As a final note, it is curious that this study on informed consent was itself conducted without informed consent. The authors defend their decision not to obtain informed consent by noting that they obtained all of their data from the research database and from administrative files. Clearly, however, the subjects had given consent only for their data to be used for the original purposes of the clinical research, and the investigators neither informed the subjects nor obtained their permission for these data to be used in a separate study for an entirely different purpose. As one part of the study, the investigators asked the subjects questions about their recall of earlier conversations. Subjects who were asked these questions were not aware that they were participating in a research study and were not asked for their informed consent. Other information was taken from 'administrative files' for research purposes without approval from an ethical review board. Although I acknowledge that it is very unlikely that any patients were harmed by their participation in this research, the question remains as to whether this study on the ethics of doing research itself satisfied the requirements of the Belmont report.

The report provides an opportunity to discuss and debate a great many interesting issues, from the question of how we measure the quality of the informed consent process to the issue surrounding the ethical standards that should be applied to this type of research, and as such is very deserving of our interest and attention.

Authors' response

Catherine Chenaud, Paolo Merlani and Bara Ricou

We are grateful to Robert Truog for his interesting and judicious comments on our report.

▶ _DATASET EXCERPTS_:

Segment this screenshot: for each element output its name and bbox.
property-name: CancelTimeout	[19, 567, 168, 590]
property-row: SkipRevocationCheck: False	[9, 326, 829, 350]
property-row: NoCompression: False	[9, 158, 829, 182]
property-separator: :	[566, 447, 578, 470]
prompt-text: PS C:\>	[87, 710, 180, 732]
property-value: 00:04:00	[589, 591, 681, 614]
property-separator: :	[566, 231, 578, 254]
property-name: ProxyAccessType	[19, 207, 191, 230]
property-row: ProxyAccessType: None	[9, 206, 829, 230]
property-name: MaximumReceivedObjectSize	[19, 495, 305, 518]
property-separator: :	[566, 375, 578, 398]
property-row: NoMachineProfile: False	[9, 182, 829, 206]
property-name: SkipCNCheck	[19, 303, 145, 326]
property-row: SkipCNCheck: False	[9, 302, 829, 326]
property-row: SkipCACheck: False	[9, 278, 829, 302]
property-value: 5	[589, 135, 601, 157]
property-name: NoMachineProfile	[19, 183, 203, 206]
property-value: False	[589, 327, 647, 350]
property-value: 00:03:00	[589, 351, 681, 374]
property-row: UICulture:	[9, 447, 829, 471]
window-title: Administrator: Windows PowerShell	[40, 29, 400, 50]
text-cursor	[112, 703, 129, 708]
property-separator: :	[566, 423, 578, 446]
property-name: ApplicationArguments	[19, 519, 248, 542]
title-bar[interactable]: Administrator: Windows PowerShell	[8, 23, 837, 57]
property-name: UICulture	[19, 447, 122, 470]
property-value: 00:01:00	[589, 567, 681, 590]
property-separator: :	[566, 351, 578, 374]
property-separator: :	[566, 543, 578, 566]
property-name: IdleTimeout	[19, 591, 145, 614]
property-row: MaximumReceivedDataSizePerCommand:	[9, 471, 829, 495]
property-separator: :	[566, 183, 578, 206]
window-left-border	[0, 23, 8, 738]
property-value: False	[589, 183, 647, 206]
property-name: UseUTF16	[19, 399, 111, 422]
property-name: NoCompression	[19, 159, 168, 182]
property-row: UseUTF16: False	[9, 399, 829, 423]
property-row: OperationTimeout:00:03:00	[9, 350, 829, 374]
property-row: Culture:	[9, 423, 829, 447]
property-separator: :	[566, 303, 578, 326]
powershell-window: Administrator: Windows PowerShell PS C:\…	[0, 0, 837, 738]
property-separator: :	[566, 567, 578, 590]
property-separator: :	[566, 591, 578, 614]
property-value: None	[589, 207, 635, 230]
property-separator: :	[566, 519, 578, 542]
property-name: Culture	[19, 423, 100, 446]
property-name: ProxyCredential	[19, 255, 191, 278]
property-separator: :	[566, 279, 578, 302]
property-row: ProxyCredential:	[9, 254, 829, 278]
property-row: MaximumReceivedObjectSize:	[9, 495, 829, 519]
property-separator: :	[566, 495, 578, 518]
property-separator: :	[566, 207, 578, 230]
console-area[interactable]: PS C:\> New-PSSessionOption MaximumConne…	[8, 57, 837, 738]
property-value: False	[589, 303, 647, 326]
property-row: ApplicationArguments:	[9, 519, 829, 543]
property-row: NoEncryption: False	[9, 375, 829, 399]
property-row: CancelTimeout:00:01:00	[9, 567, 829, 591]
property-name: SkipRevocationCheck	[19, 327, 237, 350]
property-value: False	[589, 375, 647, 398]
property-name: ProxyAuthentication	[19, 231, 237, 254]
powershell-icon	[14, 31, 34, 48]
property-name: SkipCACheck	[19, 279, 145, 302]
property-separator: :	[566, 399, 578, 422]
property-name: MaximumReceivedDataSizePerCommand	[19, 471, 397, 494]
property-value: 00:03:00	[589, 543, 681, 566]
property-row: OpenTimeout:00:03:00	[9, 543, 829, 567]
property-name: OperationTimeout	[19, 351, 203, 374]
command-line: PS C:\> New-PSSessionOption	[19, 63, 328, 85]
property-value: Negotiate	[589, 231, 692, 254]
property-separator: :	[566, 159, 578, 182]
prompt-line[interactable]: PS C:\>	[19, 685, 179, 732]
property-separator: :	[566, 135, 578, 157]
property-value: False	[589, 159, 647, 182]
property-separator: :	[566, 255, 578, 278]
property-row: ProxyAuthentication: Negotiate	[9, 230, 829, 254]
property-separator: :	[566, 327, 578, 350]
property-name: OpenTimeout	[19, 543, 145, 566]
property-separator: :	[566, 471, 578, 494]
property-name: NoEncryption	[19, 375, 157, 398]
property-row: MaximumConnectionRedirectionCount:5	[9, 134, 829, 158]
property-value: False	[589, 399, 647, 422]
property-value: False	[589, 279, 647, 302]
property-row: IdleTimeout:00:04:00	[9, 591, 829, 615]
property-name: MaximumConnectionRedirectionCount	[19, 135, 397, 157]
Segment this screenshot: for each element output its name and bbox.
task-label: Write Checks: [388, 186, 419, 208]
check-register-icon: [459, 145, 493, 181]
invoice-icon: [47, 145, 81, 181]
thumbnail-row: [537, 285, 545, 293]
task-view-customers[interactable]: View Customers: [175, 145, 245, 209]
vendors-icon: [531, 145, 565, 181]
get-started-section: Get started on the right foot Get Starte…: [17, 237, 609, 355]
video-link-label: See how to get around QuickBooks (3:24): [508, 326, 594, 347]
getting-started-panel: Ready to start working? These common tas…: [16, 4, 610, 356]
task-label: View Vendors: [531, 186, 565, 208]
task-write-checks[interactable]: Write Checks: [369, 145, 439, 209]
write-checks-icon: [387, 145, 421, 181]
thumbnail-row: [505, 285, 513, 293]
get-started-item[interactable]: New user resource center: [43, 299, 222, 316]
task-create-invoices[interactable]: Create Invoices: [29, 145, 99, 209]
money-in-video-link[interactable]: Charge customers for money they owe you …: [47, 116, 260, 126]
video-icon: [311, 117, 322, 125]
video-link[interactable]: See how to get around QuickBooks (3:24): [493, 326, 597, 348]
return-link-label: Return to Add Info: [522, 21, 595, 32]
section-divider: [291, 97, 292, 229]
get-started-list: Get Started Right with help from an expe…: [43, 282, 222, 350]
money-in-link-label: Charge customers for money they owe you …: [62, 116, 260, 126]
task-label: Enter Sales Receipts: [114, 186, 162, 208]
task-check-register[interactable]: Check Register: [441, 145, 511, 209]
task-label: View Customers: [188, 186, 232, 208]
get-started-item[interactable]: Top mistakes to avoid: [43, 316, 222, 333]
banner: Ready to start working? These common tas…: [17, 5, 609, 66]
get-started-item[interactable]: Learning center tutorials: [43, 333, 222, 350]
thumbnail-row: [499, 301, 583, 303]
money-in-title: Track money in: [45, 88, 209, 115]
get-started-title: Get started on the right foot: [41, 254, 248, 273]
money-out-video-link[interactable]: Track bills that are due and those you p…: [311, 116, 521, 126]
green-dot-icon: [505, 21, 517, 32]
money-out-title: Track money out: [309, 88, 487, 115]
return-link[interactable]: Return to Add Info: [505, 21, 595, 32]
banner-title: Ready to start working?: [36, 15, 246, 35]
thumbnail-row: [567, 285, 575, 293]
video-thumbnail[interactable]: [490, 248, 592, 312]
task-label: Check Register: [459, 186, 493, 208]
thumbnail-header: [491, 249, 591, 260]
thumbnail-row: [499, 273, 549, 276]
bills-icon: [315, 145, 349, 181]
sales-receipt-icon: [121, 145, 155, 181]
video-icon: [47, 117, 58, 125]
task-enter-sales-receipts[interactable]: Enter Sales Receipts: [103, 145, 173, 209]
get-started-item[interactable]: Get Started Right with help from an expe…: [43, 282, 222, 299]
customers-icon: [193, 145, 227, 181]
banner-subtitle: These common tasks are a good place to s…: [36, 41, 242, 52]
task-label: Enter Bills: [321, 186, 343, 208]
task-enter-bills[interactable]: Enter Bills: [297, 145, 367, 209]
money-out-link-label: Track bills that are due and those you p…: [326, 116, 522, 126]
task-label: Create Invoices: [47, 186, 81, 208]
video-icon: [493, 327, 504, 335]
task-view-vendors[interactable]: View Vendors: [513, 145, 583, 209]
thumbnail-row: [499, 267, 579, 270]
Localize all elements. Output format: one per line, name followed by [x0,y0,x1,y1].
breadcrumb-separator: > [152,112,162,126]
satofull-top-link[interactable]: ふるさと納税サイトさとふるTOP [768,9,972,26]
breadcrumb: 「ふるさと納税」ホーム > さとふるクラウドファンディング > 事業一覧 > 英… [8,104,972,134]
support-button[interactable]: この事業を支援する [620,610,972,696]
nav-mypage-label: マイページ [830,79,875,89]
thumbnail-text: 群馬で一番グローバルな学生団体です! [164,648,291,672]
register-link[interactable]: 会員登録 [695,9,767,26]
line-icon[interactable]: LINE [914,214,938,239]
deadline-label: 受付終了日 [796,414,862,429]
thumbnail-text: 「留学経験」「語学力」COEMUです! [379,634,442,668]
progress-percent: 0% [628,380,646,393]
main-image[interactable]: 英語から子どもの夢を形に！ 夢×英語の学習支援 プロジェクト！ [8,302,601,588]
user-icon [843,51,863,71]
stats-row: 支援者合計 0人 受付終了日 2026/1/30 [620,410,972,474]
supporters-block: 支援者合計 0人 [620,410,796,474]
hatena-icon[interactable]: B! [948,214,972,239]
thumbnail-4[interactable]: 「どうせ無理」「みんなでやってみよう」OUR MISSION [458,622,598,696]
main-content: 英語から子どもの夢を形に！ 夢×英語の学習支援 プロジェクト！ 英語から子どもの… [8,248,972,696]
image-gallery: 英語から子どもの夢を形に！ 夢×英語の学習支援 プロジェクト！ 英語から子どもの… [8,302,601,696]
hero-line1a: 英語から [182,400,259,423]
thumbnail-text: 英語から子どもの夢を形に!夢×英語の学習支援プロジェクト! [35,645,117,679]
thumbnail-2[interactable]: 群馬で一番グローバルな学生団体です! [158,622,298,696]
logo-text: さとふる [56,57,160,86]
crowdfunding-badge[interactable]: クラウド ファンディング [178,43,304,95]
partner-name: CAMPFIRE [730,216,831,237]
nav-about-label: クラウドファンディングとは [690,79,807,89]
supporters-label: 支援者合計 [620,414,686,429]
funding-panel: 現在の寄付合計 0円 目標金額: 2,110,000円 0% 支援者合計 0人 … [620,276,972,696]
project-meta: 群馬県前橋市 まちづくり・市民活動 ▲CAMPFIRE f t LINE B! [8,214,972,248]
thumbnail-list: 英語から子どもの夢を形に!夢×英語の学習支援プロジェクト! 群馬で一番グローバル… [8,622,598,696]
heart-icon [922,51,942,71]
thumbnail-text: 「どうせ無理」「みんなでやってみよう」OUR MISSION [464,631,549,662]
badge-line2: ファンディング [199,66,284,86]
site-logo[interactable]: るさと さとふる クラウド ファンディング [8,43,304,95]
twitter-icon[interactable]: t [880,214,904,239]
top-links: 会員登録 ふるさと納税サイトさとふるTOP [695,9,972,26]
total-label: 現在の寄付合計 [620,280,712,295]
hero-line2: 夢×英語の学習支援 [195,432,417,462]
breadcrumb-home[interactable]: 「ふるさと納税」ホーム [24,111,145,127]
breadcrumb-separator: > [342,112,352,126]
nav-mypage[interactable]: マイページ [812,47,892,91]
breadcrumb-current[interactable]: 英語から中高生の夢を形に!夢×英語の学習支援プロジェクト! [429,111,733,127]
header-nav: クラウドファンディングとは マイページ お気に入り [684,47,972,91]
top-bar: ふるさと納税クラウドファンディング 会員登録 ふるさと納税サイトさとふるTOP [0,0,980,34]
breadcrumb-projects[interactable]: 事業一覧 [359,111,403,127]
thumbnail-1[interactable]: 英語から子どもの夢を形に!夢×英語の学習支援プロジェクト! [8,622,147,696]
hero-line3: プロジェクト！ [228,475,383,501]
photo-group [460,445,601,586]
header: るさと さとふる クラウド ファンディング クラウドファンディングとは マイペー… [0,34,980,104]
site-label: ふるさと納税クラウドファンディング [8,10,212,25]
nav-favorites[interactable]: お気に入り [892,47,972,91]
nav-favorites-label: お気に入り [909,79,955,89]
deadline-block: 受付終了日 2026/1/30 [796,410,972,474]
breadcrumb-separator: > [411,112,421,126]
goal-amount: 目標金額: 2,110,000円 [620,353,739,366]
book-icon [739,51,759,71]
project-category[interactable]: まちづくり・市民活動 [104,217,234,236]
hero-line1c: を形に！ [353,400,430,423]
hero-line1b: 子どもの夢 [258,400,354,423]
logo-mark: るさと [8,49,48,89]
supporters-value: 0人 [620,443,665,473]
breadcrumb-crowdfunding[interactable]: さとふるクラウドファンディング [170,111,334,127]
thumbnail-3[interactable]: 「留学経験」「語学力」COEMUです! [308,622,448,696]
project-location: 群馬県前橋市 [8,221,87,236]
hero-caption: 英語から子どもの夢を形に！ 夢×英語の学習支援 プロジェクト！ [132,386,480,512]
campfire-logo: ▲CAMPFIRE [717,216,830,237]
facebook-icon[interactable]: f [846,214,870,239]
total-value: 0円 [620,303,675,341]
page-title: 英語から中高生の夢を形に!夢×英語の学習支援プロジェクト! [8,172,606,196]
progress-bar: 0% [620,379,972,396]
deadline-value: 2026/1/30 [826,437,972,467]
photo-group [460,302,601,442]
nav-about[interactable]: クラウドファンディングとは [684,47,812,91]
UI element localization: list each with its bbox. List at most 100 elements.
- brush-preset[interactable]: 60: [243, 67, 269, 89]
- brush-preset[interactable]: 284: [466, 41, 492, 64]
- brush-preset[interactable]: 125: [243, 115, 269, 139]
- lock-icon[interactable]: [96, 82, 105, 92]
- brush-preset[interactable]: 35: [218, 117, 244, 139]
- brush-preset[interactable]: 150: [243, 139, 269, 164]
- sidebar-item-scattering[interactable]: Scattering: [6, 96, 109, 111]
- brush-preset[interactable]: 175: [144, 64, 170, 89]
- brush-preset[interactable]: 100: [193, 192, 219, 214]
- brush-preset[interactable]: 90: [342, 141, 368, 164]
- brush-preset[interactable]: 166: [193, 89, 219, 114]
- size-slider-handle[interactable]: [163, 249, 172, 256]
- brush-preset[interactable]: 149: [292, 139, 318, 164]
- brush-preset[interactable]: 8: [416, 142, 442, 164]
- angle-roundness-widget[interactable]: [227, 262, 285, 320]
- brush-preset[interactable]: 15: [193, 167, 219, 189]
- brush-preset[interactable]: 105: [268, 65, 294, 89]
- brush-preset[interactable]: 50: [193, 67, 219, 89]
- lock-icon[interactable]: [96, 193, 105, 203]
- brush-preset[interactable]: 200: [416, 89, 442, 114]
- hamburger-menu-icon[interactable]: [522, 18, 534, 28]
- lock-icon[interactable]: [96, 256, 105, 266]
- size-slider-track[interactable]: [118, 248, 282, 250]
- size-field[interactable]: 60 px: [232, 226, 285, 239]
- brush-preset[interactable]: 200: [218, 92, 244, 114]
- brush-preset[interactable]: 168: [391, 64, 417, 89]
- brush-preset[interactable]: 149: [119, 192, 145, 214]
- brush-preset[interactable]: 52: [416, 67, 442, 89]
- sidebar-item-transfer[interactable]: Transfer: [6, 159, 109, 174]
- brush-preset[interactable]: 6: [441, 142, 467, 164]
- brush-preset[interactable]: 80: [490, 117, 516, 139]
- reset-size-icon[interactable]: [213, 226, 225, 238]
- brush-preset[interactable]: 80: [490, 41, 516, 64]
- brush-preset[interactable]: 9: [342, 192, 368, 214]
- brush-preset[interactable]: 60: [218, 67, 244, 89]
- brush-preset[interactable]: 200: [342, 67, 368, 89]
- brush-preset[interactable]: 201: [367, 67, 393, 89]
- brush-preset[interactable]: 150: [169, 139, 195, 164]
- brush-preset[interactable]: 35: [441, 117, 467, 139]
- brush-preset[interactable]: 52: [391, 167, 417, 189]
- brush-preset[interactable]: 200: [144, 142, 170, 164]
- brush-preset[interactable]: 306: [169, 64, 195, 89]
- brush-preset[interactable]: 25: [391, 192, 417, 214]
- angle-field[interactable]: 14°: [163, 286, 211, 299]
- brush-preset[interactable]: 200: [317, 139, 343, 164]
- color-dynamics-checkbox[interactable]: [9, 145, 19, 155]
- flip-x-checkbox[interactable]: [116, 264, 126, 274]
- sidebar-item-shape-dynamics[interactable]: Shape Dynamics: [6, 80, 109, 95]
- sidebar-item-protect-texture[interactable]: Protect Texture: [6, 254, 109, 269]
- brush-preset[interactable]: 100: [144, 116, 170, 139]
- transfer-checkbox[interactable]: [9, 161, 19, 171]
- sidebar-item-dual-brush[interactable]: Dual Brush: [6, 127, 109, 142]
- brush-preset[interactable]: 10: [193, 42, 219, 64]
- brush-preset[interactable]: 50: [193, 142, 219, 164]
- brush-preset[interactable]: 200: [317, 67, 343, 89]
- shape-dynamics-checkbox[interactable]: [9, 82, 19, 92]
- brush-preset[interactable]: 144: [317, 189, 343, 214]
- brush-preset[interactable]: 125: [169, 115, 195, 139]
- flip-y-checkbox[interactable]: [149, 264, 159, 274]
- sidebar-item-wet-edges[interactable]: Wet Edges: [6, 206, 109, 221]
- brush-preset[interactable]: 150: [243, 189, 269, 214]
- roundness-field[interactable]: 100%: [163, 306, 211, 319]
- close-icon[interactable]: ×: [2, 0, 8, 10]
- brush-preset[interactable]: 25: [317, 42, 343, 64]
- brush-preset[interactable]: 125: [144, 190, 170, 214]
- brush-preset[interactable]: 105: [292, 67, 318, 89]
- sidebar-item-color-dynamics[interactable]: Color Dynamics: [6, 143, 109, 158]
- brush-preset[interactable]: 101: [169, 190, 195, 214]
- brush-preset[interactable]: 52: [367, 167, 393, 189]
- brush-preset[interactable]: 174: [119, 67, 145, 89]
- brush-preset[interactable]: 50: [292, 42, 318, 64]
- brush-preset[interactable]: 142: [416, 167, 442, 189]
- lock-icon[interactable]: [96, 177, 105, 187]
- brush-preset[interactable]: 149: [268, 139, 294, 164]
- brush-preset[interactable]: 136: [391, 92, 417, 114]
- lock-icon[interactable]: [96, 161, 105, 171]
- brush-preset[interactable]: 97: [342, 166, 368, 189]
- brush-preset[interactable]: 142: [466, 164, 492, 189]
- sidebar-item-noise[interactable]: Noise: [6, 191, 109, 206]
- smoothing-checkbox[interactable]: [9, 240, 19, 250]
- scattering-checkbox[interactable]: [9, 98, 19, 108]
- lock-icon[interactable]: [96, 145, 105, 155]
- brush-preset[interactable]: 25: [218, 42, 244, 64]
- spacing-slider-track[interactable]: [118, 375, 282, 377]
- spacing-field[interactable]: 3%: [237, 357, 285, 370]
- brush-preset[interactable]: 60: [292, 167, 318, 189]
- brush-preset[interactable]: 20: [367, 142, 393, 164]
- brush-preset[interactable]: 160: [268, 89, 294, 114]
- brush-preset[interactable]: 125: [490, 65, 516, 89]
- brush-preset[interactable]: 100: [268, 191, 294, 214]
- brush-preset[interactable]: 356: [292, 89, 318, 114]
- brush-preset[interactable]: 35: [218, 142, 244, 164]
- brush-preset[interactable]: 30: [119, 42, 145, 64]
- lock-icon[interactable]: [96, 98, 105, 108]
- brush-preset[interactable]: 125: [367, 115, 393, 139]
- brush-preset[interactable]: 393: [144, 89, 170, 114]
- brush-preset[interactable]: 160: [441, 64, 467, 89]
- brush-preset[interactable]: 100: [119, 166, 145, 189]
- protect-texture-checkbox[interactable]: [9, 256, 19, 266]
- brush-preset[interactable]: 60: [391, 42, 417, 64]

▶ _WHAT YOU NEED TO DO_:
- A) Answer these from the excerpt:
(i) According to the authors, where did they obtain all of their data?
(ii) Whose requirements does the writer question whether the study satisfied?
(iii) Who are named as the authors of the response?
- B) Print everything in the excerpt from "Authors' response" down to "on our report.".
This material has no connection to the excerpt.

▶ _SOLUTIONS TO THE EXERCISE_:
- A)
(i) From the research database and from administrative files.
(ii) Those of the Belmont report.
(iii) Catherine Chenaud, Paolo Merlani and Bara Ricou.

- B)
Authors' response

Catherine Chenaud, Paolo Merlani and Bara Ricou

We are grateful to Robert Truog for his interesting and judicious comments on our report.